• [Exercise prompt]: Copy every line in which the string "color" occurs.

• [Listed entries]:
───
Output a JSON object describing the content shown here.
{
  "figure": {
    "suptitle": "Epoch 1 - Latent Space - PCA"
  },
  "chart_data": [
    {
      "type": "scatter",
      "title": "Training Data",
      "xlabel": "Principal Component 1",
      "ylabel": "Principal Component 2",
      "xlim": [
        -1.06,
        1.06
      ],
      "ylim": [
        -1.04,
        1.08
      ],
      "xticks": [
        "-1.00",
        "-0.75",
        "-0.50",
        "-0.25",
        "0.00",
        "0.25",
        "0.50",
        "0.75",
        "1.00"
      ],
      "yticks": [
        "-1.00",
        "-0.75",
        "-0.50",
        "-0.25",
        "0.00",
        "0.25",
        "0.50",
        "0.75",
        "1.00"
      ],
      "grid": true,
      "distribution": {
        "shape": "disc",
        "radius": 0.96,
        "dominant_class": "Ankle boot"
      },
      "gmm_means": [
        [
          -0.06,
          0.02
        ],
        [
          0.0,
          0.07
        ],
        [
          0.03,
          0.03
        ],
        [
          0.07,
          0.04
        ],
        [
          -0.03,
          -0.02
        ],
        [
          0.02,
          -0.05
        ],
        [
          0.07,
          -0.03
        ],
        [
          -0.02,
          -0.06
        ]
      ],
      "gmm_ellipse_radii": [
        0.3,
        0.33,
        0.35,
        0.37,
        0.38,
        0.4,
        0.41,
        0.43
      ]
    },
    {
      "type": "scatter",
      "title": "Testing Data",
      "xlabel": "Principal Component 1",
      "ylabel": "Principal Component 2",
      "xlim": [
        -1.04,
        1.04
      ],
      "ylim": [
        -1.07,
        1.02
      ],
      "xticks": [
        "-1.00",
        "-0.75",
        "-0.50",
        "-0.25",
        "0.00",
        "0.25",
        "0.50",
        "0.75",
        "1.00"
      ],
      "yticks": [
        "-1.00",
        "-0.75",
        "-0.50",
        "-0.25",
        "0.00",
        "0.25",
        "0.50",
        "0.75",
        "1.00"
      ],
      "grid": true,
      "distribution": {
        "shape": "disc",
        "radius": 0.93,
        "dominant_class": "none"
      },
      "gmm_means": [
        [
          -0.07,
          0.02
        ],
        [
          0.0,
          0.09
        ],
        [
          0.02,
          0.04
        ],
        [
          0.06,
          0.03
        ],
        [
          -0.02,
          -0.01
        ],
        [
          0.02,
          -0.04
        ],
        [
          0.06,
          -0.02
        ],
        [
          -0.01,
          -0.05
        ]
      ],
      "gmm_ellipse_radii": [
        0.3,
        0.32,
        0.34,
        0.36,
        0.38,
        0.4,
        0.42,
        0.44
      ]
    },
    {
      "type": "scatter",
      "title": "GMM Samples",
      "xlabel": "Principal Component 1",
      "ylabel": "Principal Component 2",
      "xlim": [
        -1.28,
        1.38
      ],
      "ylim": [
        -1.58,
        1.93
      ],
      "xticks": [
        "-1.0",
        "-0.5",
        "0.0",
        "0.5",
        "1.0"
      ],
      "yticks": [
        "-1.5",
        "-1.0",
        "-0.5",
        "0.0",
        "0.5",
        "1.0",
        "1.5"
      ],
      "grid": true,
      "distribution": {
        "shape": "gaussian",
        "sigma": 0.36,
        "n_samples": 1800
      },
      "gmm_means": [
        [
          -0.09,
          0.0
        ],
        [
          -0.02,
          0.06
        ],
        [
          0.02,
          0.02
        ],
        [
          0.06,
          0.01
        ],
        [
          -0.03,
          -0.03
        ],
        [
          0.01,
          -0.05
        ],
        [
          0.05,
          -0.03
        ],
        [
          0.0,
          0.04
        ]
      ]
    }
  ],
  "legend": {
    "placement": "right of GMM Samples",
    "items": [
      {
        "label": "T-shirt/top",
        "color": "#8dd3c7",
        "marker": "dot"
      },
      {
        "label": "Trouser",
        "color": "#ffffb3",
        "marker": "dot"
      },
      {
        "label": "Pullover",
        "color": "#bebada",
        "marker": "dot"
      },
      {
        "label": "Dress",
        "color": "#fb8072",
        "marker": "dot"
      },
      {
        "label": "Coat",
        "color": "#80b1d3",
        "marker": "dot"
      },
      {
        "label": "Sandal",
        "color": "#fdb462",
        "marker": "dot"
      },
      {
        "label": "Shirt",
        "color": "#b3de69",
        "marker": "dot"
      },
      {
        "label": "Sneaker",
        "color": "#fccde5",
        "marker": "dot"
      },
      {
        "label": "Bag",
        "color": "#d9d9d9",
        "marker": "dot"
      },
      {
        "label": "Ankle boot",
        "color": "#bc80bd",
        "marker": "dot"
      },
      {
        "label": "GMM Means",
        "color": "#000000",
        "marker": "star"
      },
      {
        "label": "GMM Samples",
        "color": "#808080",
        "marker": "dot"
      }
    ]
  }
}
───
• [The answer]:
        "color": "#8dd3c7",
        "color": "#ffffb3",
        "color": "#bebada",
        "color": "#fb8072",
        "color": "#80b1d3",
        "color": "#fdb462",
        "color": "#b3de69",
        "color": "#fccde5",
        "color": "#d9d9d9",
        "color": "#bc80bd",
        "color": "#000000",
        "color": "#808080",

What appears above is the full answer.